** BEGIN EXERCISE MATERIALS **

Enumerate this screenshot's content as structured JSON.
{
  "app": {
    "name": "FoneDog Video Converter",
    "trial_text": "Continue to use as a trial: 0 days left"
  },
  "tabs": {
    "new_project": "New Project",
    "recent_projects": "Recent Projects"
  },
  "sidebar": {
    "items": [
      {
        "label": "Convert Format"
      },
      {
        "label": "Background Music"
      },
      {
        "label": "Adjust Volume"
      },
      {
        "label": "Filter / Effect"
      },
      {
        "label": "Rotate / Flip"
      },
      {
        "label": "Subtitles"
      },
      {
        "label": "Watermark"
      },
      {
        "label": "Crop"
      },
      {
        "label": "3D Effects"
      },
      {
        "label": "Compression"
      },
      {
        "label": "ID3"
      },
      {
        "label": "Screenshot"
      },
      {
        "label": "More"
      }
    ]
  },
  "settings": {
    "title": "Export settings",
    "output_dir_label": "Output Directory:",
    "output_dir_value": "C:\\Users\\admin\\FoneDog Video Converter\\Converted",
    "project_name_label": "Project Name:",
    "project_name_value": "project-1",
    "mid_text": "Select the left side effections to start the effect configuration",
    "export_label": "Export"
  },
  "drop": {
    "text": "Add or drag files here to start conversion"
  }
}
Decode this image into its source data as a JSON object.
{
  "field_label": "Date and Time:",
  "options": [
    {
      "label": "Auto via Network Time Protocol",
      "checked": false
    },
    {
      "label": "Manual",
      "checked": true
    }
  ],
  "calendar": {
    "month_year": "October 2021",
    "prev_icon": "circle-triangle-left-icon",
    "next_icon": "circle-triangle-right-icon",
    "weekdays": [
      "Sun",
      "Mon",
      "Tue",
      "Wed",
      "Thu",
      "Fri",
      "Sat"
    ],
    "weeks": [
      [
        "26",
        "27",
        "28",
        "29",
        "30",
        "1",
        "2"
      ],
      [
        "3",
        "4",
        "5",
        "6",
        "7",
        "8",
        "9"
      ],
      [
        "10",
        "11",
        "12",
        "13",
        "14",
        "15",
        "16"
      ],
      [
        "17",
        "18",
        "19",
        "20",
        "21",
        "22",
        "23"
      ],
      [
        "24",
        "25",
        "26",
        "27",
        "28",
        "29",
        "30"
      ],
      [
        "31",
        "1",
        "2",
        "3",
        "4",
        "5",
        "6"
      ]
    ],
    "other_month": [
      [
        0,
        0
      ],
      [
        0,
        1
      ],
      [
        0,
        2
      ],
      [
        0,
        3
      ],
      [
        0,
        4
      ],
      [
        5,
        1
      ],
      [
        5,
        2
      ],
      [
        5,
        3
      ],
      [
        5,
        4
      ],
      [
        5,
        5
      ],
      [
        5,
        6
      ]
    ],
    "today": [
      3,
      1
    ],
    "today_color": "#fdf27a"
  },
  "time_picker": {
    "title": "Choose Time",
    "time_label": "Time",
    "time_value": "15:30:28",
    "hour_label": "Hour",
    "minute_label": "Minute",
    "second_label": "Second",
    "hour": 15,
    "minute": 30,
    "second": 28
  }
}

** END EXERCISE MATERIALS **

▶ YOUR GOAL
Which lines in the data above contain "FoneDog"? Show each one.

▶ TASK RESULT
    "name": "FoneDog Video Converter",
    "output_dir_value": "C:\\Users\\admin\\FoneDog Video Converter\\Converted",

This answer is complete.